Set exercise » Look through the material below. Copy every line with the string "drops" in it.

Material provided »
* begin *
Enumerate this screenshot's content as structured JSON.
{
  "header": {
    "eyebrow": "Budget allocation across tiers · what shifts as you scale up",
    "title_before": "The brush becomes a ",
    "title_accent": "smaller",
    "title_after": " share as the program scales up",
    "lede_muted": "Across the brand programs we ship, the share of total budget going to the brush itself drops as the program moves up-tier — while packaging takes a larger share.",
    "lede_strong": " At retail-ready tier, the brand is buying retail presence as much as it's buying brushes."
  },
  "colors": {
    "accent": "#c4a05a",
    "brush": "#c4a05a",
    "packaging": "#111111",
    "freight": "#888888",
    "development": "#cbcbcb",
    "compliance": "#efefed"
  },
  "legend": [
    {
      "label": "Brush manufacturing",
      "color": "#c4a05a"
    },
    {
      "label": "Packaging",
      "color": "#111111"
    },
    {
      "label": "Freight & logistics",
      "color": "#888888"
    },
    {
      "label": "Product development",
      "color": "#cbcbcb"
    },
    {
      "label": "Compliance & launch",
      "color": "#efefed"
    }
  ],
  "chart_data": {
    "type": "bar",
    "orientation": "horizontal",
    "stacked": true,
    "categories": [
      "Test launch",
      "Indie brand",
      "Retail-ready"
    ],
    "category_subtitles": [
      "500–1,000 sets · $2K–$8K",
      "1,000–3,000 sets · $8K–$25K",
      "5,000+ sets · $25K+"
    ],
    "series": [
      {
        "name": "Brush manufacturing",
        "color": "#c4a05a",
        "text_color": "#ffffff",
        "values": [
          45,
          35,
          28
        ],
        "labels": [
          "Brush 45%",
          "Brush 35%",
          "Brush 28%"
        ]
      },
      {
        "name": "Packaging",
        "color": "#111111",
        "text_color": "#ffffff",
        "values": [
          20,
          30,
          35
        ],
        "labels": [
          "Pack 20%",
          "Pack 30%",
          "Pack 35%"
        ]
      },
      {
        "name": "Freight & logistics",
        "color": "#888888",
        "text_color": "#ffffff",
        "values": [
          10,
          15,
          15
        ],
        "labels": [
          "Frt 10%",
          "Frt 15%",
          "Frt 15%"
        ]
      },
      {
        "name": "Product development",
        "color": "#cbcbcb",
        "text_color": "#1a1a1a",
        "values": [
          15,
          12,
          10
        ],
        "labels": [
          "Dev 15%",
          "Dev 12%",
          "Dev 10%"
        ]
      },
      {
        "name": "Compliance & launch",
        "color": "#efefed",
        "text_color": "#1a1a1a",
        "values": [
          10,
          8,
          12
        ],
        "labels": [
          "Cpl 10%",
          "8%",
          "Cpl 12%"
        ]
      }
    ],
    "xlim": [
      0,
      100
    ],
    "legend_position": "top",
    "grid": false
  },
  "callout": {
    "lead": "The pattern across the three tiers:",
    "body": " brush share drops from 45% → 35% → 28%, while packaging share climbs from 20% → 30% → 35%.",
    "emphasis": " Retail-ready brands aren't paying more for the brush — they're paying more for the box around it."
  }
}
* end *
Task result »
    "lede_muted": "Across the brand programs we ship, the share of total budget going to the brush itself drops as the program moves up-tier — while packaging takes a larger share.",
    "body": " brush share drops from 45% → 35% → 28%, while packaging share climbs from 20% → 30% → 35%.",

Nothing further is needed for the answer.